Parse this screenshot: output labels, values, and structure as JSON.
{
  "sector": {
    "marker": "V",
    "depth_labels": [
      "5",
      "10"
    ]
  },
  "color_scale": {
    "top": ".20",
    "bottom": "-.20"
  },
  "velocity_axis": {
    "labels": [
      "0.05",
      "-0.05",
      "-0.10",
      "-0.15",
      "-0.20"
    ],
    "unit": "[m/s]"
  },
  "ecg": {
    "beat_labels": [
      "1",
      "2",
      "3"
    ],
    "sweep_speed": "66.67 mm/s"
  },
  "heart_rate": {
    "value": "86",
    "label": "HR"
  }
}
····················
To be done> Reproduce each record exactly as it appears.

Final result>
Parse this screenshot: output labels, values, and structure as JSON.
{
  "sector": {
    "marker": "V",
    "depth_labels": [
      "5",
      "10"
    ]
  },
  "color_scale": {
    "top": ".20",
    "bottom": "-.20"
  },
  "velocity_axis": {
    "labels": [
      "0.05",
      "-0.05",
      "-0.10",
      "-0.15",
      "-0.20"
    ],
    "unit": "[m/s]"
  },
  "ecg": {
    "beat_labels": [
      "1",
      "2",
      "3"
    ],
    "sweep_speed": "66.67 mm/s"
  },
  "heart_rate": {
    "value": "86",
    "label": "HR"
  }
}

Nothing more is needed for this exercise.